Instruction:
Looking at the data below, count the lines that contain the string "need". Write only the total.

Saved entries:

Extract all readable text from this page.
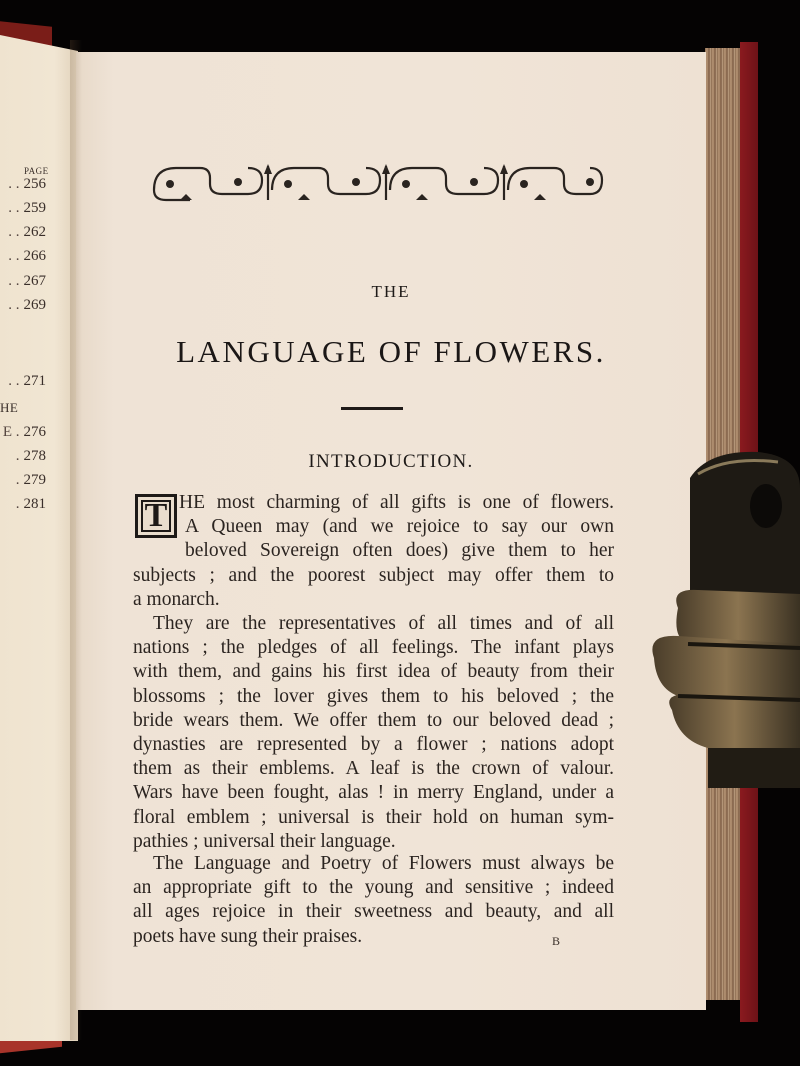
PAGE
. . 256
. . 259
. . 262
. . 266
. . 267
. . 269
. . 271
HE
E . 276
. 278
. 279
. 281
THE
LANGUAGE OF FLOWERS.
INTRODUCTION.
T HE most charming of all gifts is one of flowers.
A Queen may (and we rejoice to say our own
beloved Sovereign often does) give them to her
subjects ; and the poorest subject may offer them to
a monarch.
They are the representatives of all times and of all
nations ; the pledges of all feelings. The infant plays
with them, and gains his first idea of beauty from their
blossoms ; the lover gives them to his beloved ; the
bride wears them. We offer them to our beloved dead ;
dynasties are represented by a flower ; nations adopt
them as their emblems. A leaf is the crown of valour.
Wars have been fought, alas ! in merry England, under a
floral emblem ; universal is their hold on human sym-
pathies ; universal their language.
The Language and Poetry of Flowers must always be
an appropriate gift to the young and sensitive ; indeed
all ages rejoice in their sweetness and beauty, and all
poets have sung their praises.	B
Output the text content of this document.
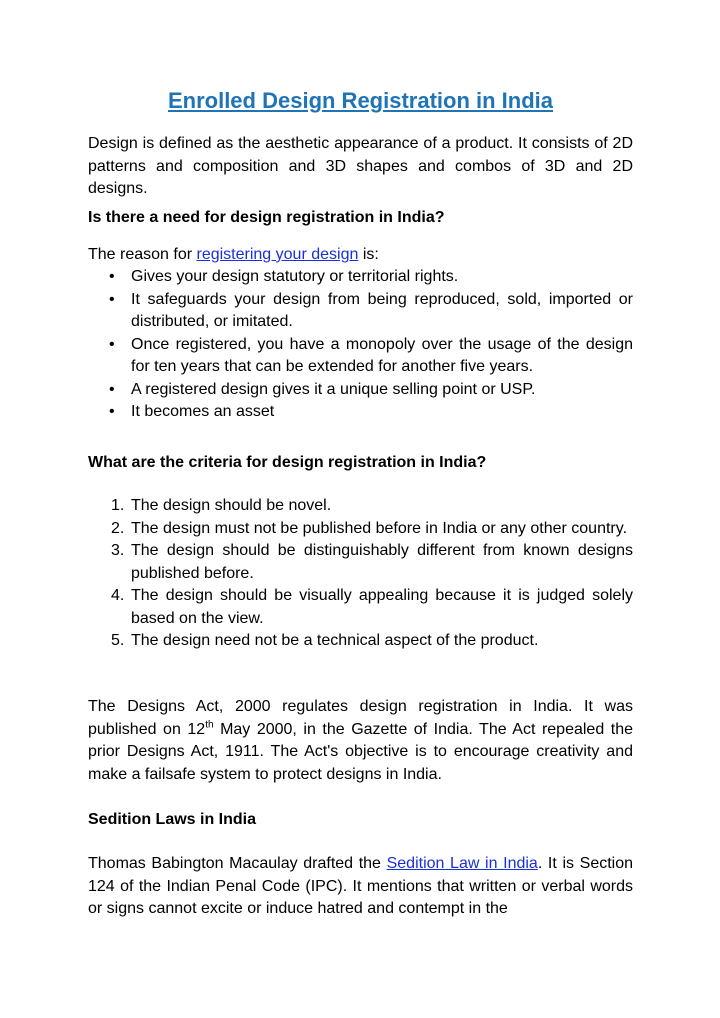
Enrolled Design Registration in India

Design is defined as the aesthetic appearance of a product. It consists of 2D patterns and composition and 3D shapes and combos of 3D and 2D designs.

Is there a need for design registration in India?

The reason for registering your design is:

• Gives your design statutory or territorial rights.
• It safeguards your design from being reproduced, sold, imported or distributed, or imitated.
• Once registered, you have a monopoly over the usage of the design for ten years that can be extended for another five years.
• A registered design gives it a unique selling point or USP.
• It becomes an asset
What are the criteria for design registration in India?
1. The design should be novel.
2. The design must not be published before in India or any other country.
3. The design should be distinguishably different from known designs published before.
4. The design should be visually appealing because it is judged solely based on the view.
5. The design need not be a technical aspect of the product.

The Designs Act, 2000 regulates design registration in India. It was published on 12th May 2000, in the Gazette of India. The Act repealed the prior Designs Act, 1911. The Act's objective is to encourage creativity and make a failsafe system to protect designs in India.

Sedition Laws in India

Thomas Babington Macaulay drafted the Sedition Law in India. It is Section 124 of the Indian Penal Code (IPC). It mentions that written or verbal words or signs cannot excite or induce hatred and contempt in the
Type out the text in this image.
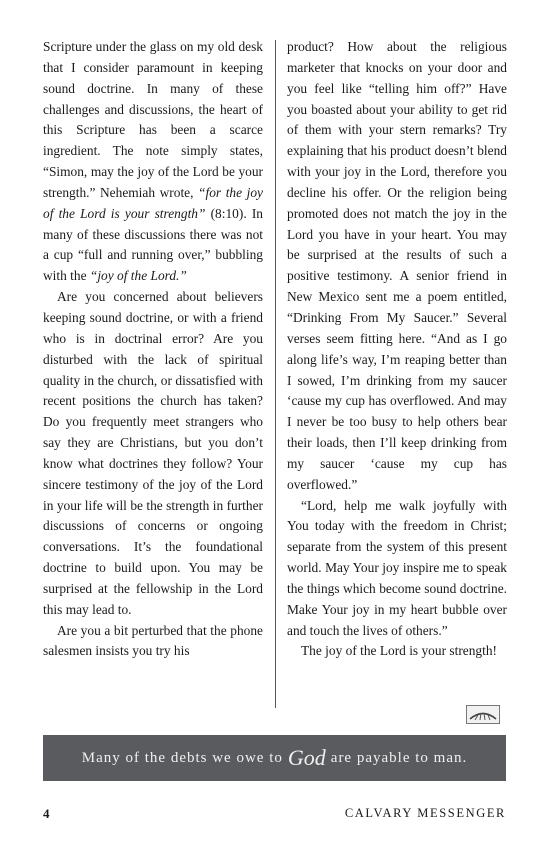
Scripture under the glass on my old desk that I consider paramount in keeping sound doctrine. In many of these challenges and discussions, the heart of this Scripture has been a scarce ingredient. The note simply states, “Simon, may the joy of the Lord be your strength.” Nehemiah wrote, “for the joy of the Lord is your strength” (8:10). In many of these discussions there was not a cup “full and running over,” bubbling with the “joy of the Lord.”

Are you concerned about believers keeping sound doctrine, or with a friend who is in doctrinal error? Are you disturbed with the lack of spiritual quality in the church, or dissatisfied with recent positions the church has taken? Do you frequently meet strangers who say they are Christians, but you don’t know what doctrines they follow? Your sincere testimony of the joy of the Lord in your life will be the strength in further discussions of concerns or ongoing conversations. It’s the foundational doctrine to build upon. You may be surprised at the fellowship in the Lord this may lead to.

Are you a bit perturbed that the phone salesmen insists you try his

product? How about the religious marketer that knocks on your door and you feel like “telling him off?” Have you boasted about your ability to get rid of them with your stern remarks? Try explaining that his product doesn’t blend with your joy in the Lord, therefore you decline his offer. Or the religion being promoted does not match the joy in the Lord you have in your heart. You may be surprised at the results of such a positive testimony. A senior friend in New Mexico sent me a poem entitled, “Drinking From My Saucer.” Several verses seem fitting here. “And as I go along life’s way, I’m reaping better than I sowed, I’m drinking from my saucer ‘cause my cup has overflowed. And may I never be too busy to help others bear their loads, then I’ll keep drinking from my saucer ‘cause my cup has overflowed.”

“Lord, help me walk joyfully with You today with the freedom in Christ; separate from the system of this present world. May Your joy inspire me to speak the things which become sound doctrine. Make Your joy in my heart bubble over and touch the lives of others.”

The joy of the Lord is your strength!

Many of the debts we owe to God are payable to man.
4	CALVARY MESSENGER
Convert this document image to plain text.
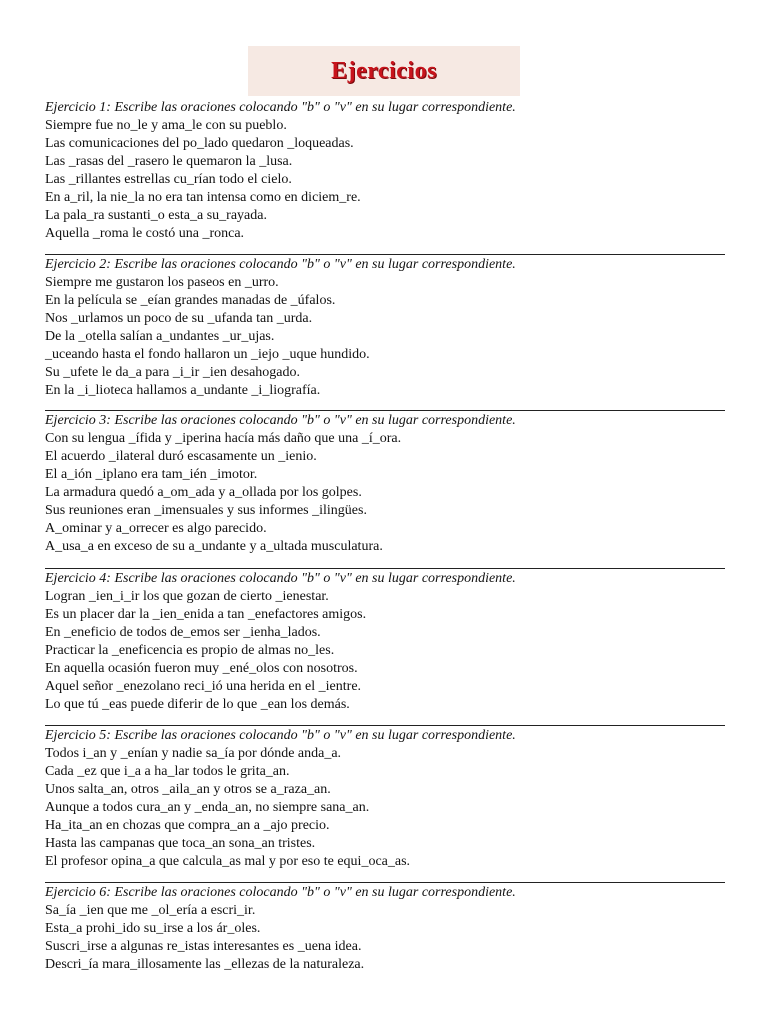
Ejercicios
Ejercicio 1: Escribe las oraciones colocando "b" o "v" en su lugar correspondiente.
Siempre fue no_le y ama_le con su pueblo.
Las comunicaciones del po_lado quedaron _loqueadas.
Las _rasas del _rasero le quemaron la _lusa.
Las _rillantes estrellas cu_rían todo el cielo.
En a_ril, la nie_la no era tan intensa como en diciem_re.
La pala_ra sustanti_o esta_a su_rayada.
Aquella _roma le costó una _ronca.
Ejercicio 2: Escribe las oraciones colocando "b" o "v" en su lugar correspondiente.
Siempre me gustaron los paseos en _urro.
En la película se _eían grandes manadas de _úfalos.
Nos _urlamos un poco de su _ufanda tan _urda.
De la _otella salían a_undantes _ur_ujas.
_uceando hasta el fondo hallaron un _iejo _uque hundido.
Su _ufete le da_a para _i_ir _ien desahogado.
En la _i_lioteca hallamos a_undante _i_liografía.
Ejercicio 3: Escribe las oraciones colocando "b" o "v" en su lugar correspondiente.
Con su lengua _ífida y _iperina hacía más daño que una _í_ora.
El acuerdo _ilateral duró escasamente un _ienio.
El a_ión _iplano era tam_ién _imotor.
La armadura quedó a_om_ada y a_ollada por los golpes.
Sus reuniones eran _imensuales y sus informes _ilingües.
A_ominar y a_orrecer es algo parecido.
A_usa_a en exceso de su a_undante y a_ultada musculatura.
Ejercicio 4: Escribe las oraciones colocando "b" o "v" en su lugar correspondiente.
Logran _ien_i_ir los que gozan de cierto _ienestar.
Es un placer dar la _ien_enida a tan _enefactores amigos.
En _eneficio de todos de_emos ser _ienha_lados.
Practicar la _eneficencia es propio de almas no_les.
En aquella ocasión fueron muy _ené_olos con nosotros.
Aquel señor _enezolano reci_ió una herida en el _ientre.
Lo que tú _eas puede diferir de lo que _ean los demás.
Ejercicio 5: Escribe las oraciones colocando "b" o "v" en su lugar correspondiente.
Todos i_an y _enían y nadie sa_ía por dónde anda_a.
Cada _ez que i_a a ha_lar todos le grita_an.
Unos salta_an, otros _aila_an y otros se a_raza_an.
Aunque a todos cura_an y _enda_an, no siempre sana_an.
Ha_ita_an en chozas que compra_an a _ajo precio.
Hasta las campanas que toca_an sona_an tristes.
El profesor opina_a que calcula_as mal y por eso te equi_oca_as.
Ejercicio 6: Escribe las oraciones colocando "b" o "v" en su lugar correspondiente.
Sa_ía _ien que me _ol_ería a escri_ir.
Esta_a prohi_ido su_irse a los ár_oles.
Suscri_irse a algunas re_istas interesantes es _uena idea.
Descri_ía mara_illosamente las _ellezas de la naturaleza.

Completed exercise:
2